Applica quanto letto:
a. Elenca tutti i nomi di istituzioni che compaiono nel secondo paragrafo dell'editoriale sul suicidio assistito, quello che inizia con «Se invece interverrà la Consulta».
b. Rispondi in base all'editoriale sul suicidio assistito, una domanda per riga:
(i) Chi è il presidente della Cei citato nell'editoriale?
(ii) Per quanto tempo il Parlamento ha tergiversato senza affrontare la questione?
(iii) Quale organismo, nel luglio scorso, aveva distinto tra suicidio assistito ed eutanasia?
c. Trascrivi fedelmente il passo dell'editoriale sul suicidio assistito che comincia con «L'Editoriale» e termina con «rappresentanti del popolo.».

Estratto della fonte:
______

L'Editoriale
Giovedì 26 Settembre 2019
Il diritto a darsi
la morte, una sconfitta
La sentenza era un po’ nell’aria, dopo che il Parlamento per un anno ha tergiversato senza affrontare la questione. Lo stesso avvocato generale dello Stato, Gabriella Palmieri, rappresentante del governo non aveva chiesto ulteriore tempo per permettere al Parlamento di affrontare finalmente la delicatissima materia del suicidio assistito. Solo la Chiesa, in particolare per voce del presidente della Cei Gualtiero Bassetti, aveva ribadito con forza che la materia poteva essere affrontata solo in sede parlamentare, tra i rappresentanti del popolo.
«Se invece interverrà la Consulta, il Parlamento avrà abdicato alla sua funzione legislativa e rinunciato a dibattere su una questione di assoluto rilievo», aveva ammonito Bassetti. E questo alla fine è accaduto. La Corte Costituzionale, dopo una lunghissima camera di consiglio, infatti ha deciso di decidere. E come prevedibile ha aperto una breccia nella direzione della possibilità di procedere con il suicidio assistito, vincolata a condizioni molto chiare e circoscritte. La Corte in questa sua scelta, per altro molto combattuta al suo interno, è stata facilitata dalla pronuncia del Comitato nazionale di bioetica che nel luglio scorso aveva distinto tra suicidio assistito ed eutanasia, sostenendo che depenalizzare il primo non significava legittimare la seconda: una pronuncia dalla quale avevano preso le distanze gli esponenti cattolici del Comitato.

______

Materiale fornito:

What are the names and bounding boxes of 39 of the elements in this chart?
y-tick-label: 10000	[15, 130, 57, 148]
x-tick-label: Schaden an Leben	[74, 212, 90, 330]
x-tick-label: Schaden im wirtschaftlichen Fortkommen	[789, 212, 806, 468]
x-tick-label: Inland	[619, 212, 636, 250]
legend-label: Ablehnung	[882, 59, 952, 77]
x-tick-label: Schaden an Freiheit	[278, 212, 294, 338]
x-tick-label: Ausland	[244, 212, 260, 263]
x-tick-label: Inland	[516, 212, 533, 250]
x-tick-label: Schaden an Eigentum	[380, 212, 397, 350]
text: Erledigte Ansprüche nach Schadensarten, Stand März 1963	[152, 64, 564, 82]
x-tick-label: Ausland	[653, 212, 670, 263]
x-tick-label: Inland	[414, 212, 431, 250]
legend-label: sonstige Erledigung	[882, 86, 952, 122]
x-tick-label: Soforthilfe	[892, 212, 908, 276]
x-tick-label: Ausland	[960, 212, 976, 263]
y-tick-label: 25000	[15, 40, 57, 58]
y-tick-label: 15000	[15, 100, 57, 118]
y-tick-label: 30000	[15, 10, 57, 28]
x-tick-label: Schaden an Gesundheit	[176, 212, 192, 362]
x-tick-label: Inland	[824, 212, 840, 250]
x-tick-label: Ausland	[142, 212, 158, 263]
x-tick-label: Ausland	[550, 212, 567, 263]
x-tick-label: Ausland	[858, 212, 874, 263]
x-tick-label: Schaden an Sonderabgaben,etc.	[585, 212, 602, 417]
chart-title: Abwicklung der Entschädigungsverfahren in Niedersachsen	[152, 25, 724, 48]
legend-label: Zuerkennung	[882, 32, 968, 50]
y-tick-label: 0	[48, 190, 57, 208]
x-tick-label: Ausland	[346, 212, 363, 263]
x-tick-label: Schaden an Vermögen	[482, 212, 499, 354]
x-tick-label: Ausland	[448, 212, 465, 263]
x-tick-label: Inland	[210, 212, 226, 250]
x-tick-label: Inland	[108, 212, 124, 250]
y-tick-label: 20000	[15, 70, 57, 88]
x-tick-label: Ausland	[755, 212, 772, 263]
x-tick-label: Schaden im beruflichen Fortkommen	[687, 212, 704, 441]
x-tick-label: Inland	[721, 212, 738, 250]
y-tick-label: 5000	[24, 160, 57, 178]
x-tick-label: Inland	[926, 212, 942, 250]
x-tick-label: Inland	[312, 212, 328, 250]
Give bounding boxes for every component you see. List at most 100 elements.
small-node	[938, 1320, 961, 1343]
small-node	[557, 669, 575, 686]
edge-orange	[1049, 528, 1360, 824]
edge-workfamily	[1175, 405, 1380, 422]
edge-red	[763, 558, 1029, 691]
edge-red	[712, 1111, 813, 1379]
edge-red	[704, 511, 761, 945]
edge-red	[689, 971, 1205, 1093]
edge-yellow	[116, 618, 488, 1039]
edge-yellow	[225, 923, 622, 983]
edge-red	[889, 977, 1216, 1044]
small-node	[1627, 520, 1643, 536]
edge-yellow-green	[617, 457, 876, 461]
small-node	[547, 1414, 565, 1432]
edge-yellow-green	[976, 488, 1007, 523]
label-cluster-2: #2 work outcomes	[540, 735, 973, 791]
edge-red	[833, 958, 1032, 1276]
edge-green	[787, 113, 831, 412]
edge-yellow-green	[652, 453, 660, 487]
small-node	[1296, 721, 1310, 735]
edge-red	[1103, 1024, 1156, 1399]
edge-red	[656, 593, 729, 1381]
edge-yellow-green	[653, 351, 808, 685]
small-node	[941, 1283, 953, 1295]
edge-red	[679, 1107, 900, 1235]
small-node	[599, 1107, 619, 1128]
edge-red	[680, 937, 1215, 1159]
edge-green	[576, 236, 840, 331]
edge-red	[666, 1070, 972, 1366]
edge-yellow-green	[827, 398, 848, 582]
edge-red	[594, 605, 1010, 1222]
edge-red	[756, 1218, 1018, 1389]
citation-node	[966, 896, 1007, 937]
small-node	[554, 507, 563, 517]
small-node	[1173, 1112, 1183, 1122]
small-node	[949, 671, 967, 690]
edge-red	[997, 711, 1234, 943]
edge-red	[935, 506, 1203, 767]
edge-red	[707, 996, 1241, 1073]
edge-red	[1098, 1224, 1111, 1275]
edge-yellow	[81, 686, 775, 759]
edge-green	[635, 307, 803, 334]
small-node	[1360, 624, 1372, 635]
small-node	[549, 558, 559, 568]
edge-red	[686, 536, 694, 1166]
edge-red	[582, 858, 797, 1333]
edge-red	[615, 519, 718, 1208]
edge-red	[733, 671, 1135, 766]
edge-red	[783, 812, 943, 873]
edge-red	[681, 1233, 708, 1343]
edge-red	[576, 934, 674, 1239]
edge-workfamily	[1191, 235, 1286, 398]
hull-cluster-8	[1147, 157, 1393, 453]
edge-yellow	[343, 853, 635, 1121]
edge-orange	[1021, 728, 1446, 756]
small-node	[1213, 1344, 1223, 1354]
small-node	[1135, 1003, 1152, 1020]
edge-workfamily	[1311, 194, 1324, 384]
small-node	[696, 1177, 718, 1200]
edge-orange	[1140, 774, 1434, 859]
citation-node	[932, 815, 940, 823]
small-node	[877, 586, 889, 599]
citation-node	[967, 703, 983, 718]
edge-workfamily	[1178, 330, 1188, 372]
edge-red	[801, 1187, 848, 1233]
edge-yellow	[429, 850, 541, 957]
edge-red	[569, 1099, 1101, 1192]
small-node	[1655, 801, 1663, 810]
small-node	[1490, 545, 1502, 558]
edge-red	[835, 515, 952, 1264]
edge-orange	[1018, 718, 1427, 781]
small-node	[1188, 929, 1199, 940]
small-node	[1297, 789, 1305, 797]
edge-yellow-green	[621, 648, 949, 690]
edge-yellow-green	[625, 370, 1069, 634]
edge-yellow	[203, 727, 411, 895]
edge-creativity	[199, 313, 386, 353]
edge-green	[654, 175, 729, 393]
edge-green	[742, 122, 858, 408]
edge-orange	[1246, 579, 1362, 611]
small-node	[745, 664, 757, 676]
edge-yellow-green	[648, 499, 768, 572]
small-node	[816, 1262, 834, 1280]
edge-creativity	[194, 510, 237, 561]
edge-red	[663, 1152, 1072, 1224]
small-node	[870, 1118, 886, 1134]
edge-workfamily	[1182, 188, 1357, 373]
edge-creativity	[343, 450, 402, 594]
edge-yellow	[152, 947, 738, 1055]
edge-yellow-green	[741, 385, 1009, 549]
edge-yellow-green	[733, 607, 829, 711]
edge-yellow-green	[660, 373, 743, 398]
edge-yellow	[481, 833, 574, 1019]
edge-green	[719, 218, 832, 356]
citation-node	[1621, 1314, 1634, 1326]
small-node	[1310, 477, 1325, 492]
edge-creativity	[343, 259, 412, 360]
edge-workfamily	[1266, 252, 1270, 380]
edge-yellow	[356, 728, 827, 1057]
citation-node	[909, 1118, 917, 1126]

______

Soluzioni dell'esercizio:
a. Consulta, Parlamento, Corte Costituzionale, Comitato nazionale di bioetica

b.
(i) Gualtiero Bassetti
(ii) Per un anno
(iii) Il Comitato nazionale di bioetica

c.
L'Editoriale
Giovedì 26 Settembre 2019
Il diritto a darsi
la morte, una sconfitta
La sentenza era un po’ nell’aria, dopo che il Parlamento per un anno ha tergiversato senza affrontare la questione. Lo stesso avvocato generale dello Stato, Gabriella Palmieri, rappresentante del governo non aveva chiesto ulteriore tempo per permettere al Parlamento di affrontare finalmente la delicatissima materia del suicidio assistito. Solo la Chiesa, in particolare per voce del presidente della Cei Gualtiero Bassetti, aveva ribadito con forza che la materia poteva essere affrontata solo in sede parlamentare, tra i rappresentanti del popolo.